_Data shown:_
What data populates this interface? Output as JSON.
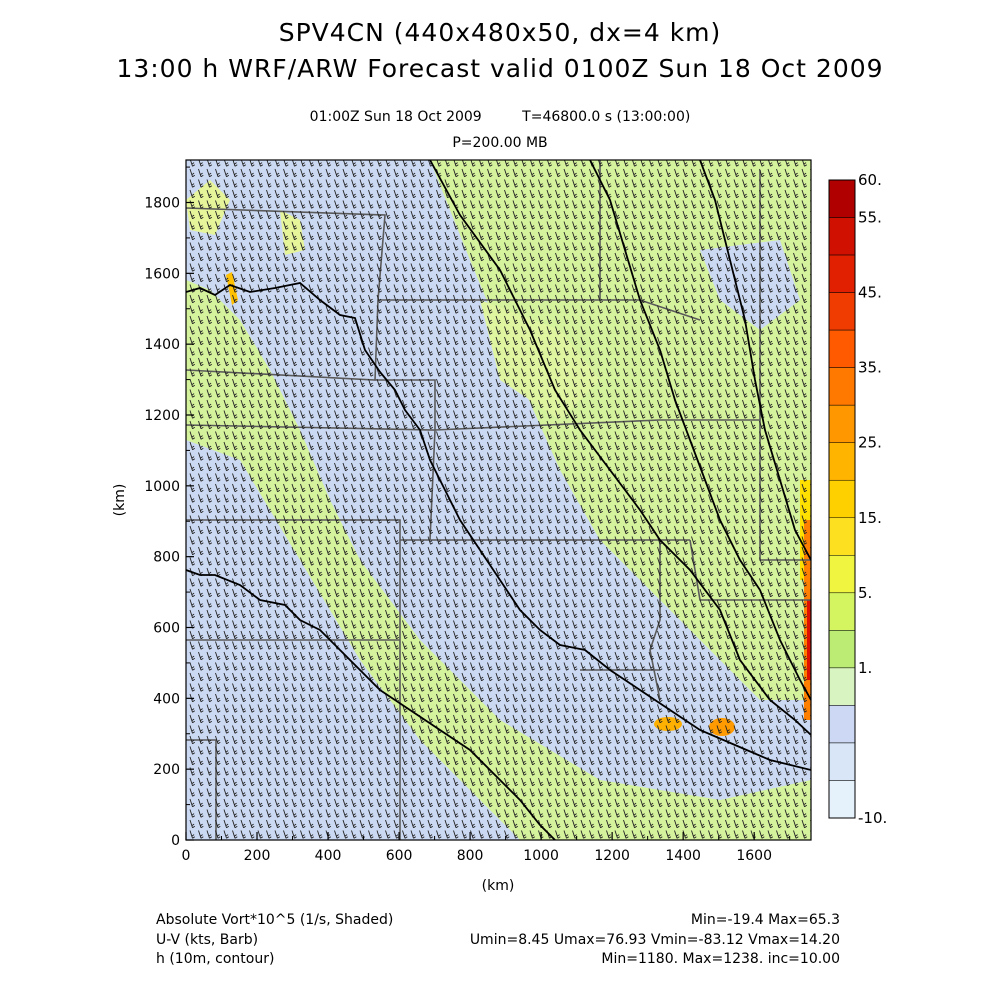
{
  "header": {
    "title_line1": "SPV4CN (440x480x50, dx=4 km)",
    "title_line2": "13:00 h WRF/ARW Forecast valid 0100Z Sun 18 Oct 2009",
    "valid_time": "01:00Z Sun 18 Oct 2009",
    "sim_time": "T=46800.0 s (13:00:00)",
    "level": "P=200.00 MB"
  },
  "axes": {
    "x_label": "(km)",
    "y_label": "(km)",
    "x_ticks": [
      "0",
      "200",
      "400",
      "600",
      "800",
      "1000",
      "1200",
      "1400",
      "1600"
    ],
    "y_ticks": [
      "0",
      "200",
      "400",
      "600",
      "800",
      "1000",
      "1200",
      "1400",
      "1600",
      "1800"
    ],
    "x_range_km": [
      0,
      1760
    ],
    "y_range_km": [
      0,
      1920
    ]
  },
  "colorbar": {
    "labels": [
      "60.",
      "55.",
      "45.",
      "35.",
      "25.",
      "15.",
      "5.",
      "1.",
      "-10."
    ],
    "colors": [
      "#b00000",
      "#d01000",
      "#e02000",
      "#f03c00",
      "#ff5a00",
      "#ff7800",
      "#ff9800",
      "#ffb400",
      "#ffd000",
      "#fde020",
      "#f0f540",
      "#d4f560",
      "#bcec74",
      "#d8f4c0",
      "#ccd8f4",
      "#d8e6f8",
      "#e6f2fb"
    ]
  },
  "footer": {
    "left": [
      "Absolute Vort*10^5 (1/s, Shaded)",
      "U-V (kts, Barb)",
      "h (10m, contour)"
    ],
    "right": [
      "Min=-19.4 Max=65.3",
      "Umin=8.45 Umax=76.93 Vmin=-83.12 Vmax=14.20",
      "Min=1180. Max=1238. inc=10.00"
    ]
  }
}
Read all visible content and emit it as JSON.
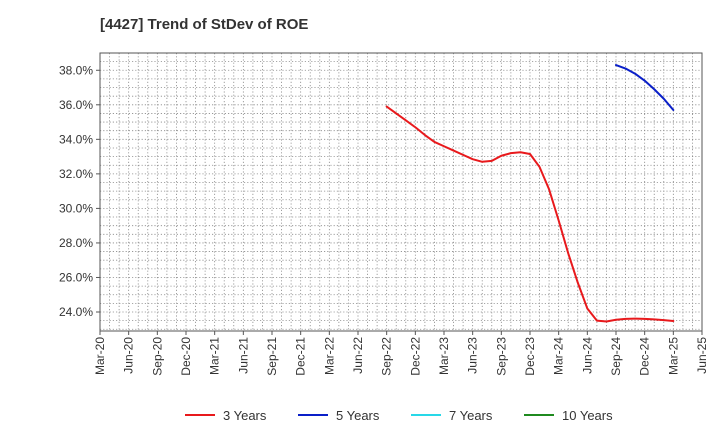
{
  "title": "[4427]  Trend of StDev of ROE",
  "chart_data": {
    "type": "line",
    "title": "[4427]  Trend of StDev of ROE",
    "xlabel": "",
    "ylabel": "",
    "x_ticks": [
      "Mar-20",
      "Jun-20",
      "Sep-20",
      "Dec-20",
      "Mar-21",
      "Jun-21",
      "Sep-21",
      "Dec-21",
      "Mar-22",
      "Jun-22",
      "Sep-22",
      "Dec-22",
      "Mar-23",
      "Jun-23",
      "Sep-23",
      "Dec-23",
      "Mar-24",
      "Jun-24",
      "Sep-24",
      "Dec-24",
      "Mar-25",
      "Jun-25"
    ],
    "y_ticks": [
      "24.0%",
      "26.0%",
      "28.0%",
      "30.0%",
      "32.0%",
      "34.0%",
      "36.0%",
      "38.0%"
    ],
    "ylim": [
      22.9,
      39.0
    ],
    "y_unit": "%",
    "grid": true,
    "legend_position": "bottom",
    "series": [
      {
        "name": "3 Years",
        "color": "#e8191c",
        "x": [
          "Sep-22",
          "Oct-22",
          "Nov-22",
          "Dec-22",
          "Jan-23",
          "Feb-23",
          "Mar-23",
          "Apr-23",
          "May-23",
          "Jun-23",
          "Jul-23",
          "Aug-23",
          "Sep-23",
          "Oct-23",
          "Nov-23",
          "Dec-23",
          "Jan-24",
          "Feb-24",
          "Mar-24",
          "Apr-24",
          "May-24",
          "Jun-24",
          "Jul-24",
          "Aug-24",
          "Sep-24",
          "Oct-24",
          "Nov-24",
          "Dec-24",
          "Jan-25",
          "Feb-25",
          "Mar-25"
        ],
        "y": [
          35.9,
          35.5,
          35.1,
          34.7,
          34.25,
          33.85,
          33.6,
          33.35,
          33.1,
          32.85,
          32.7,
          32.75,
          33.05,
          33.2,
          33.25,
          33.15,
          32.4,
          31.1,
          29.3,
          27.4,
          25.7,
          24.2,
          23.5,
          23.45,
          23.55,
          23.6,
          23.62,
          23.6,
          23.57,
          23.53,
          23.48
        ]
      },
      {
        "name": "5 Years",
        "color": "#0a1fc8",
        "x": [
          "Sep-24",
          "Oct-24",
          "Nov-24",
          "Dec-24",
          "Jan-25",
          "Feb-25",
          "Mar-25"
        ],
        "y": [
          38.3,
          38.1,
          37.8,
          37.4,
          36.9,
          36.35,
          35.7
        ]
      },
      {
        "name": "7 Years",
        "color": "#28d8e8",
        "x": [],
        "y": []
      },
      {
        "name": "10 Years",
        "color": "#1f8a1f",
        "x": [],
        "y": []
      }
    ]
  }
}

_What needs to be done:_ Go through the entries above and output them exactly, without pictures.

_Result of the task:_
What data populates this interface? Output as JSON.
{
  "header": {
    "title_line1": "SPV4CN (440x480x50, dx=4 km)",
    "title_line2": "13:00 h WRF/ARW Forecast valid 0100Z Sun 18 Oct 2009",
    "valid_time": "01:00Z Sun 18 Oct 2009",
    "sim_time": "T=46800.0 s (13:00:00)",
    "level": "P=200.00 MB"
  },
  "axes": {
    "x_label": "(km)",
    "y_label": "(km)",
    "x_ticks": [
      "0",
      "200",
      "400",
      "600",
      "800",
      "1000",
      "1200",
      "1400",
      "1600"
    ],
    "y_ticks": [
      "0",
      "200",
      "400",
      "600",
      "800",
      "1000",
      "1200",
      "1400",
      "1600",
      "1800"
    ],
    "x_range_km": [
      0,
      1760
    ],
    "y_range_km": [
      0,
      1920
    ]
  },
  "colorbar": {
    "labels": [
      "60.",
      "55.",
      "45.",
      "35.",
      "25.",
      "15.",
      "5.",
      "1.",
      "-10."
    ],
    "colors": [
      "#b00000",
      "#d01000",
      "#e02000",
      "#f03c00",
      "#ff5a00",
      "#ff7800",
      "#ff9800",
      "#ffb400",
      "#ffd000",
      "#fde020",
      "#f0f540",
      "#d4f560",
      "#bcec74",
      "#d8f4c0",
      "#ccd8f4",
      "#d8e6f8",
      "#e6f2fb"
    ]
  },
  "footer": {
    "left": [
      "Absolute Vort*10^5 (1/s, Shaded)",
      "U-V (kts, Barb)",
      "h (10m, contour)"
    ],
    "right": [
      "Min=-19.4 Max=65.3",
      "Umin=8.45 Umax=76.93 Vmin=-83.12 Vmax=14.20",
      "Min=1180. Max=1238. inc=10.00"
    ]
  }
}
Read all visible content and emit it as JSON.
{
  "title": "[4427]  Trend of StDev of ROE",
  "chart_data": {
    "type": "line",
    "title": "[4427]  Trend of StDev of ROE",
    "xlabel": "",
    "ylabel": "",
    "x_ticks": [
      "Mar-20",
      "Jun-20",
      "Sep-20",
      "Dec-20",
      "Mar-21",
      "Jun-21",
      "Sep-21",
      "Dec-21",
      "Mar-22",
      "Jun-22",
      "Sep-22",
      "Dec-22",
      "Mar-23",
      "Jun-23",
      "Sep-23",
      "Dec-23",
      "Mar-24",
      "Jun-24",
      "Sep-24",
      "Dec-24",
      "Mar-25",
      "Jun-25"
    ],
    "y_ticks": [
      "24.0%",
      "26.0%",
      "28.0%",
      "30.0%",
      "32.0%",
      "34.0%",
      "36.0%",
      "38.0%"
    ],
    "ylim": [
      22.9,
      39.0
    ],
    "y_unit": "%",
    "grid": true,
    "legend_position": "bottom",
    "series": [
      {
        "name": "3 Years",
        "color": "#e8191c",
        "x": [
          "Sep-22",
          "Oct-22",
          "Nov-22",
          "Dec-22",
          "Jan-23",
          "Feb-23",
          "Mar-23",
          "Apr-23",
          "May-23",
          "Jun-23",
          "Jul-23",
          "Aug-23",
          "Sep-23",
          "Oct-23",
          "Nov-23",
          "Dec-23",
          "Jan-24",
          "Feb-24",
          "Mar-24",
          "Apr-24",
          "May-24",
          "Jun-24",
          "Jul-24",
          "Aug-24",
          "Sep-24",
          "Oct-24",
          "Nov-24",
          "Dec-24",
          "Jan-25",
          "Feb-25",
          "Mar-25"
        ],
        "y": [
          35.9,
          35.5,
          35.1,
          34.7,
          34.25,
          33.85,
          33.6,
          33.35,
          33.1,
          32.85,
          32.7,
          32.75,
          33.05,
          33.2,
          33.25,
          33.15,
          32.4,
          31.1,
          29.3,
          27.4,
          25.7,
          24.2,
          23.5,
          23.45,
          23.55,
          23.6,
          23.62,
          23.6,
          23.57,
          23.53,
          23.48
        ]
      },
      {
        "name": "5 Years",
        "color": "#0a1fc8",
        "x": [
          "Sep-24",
          "Oct-24",
          "Nov-24",
          "Dec-24",
          "Jan-25",
          "Feb-25",
          "Mar-25"
        ],
        "y": [
          38.3,
          38.1,
          37.8,
          37.4,
          36.9,
          36.35,
          35.7
        ]
      },
      {
        "name": "7 Years",
        "color": "#28d8e8",
        "x": [],
        "y": []
      },
      {
        "name": "10 Years",
        "color": "#1f8a1f",
        "x": [],
        "y": []
      }
    ]
  }
}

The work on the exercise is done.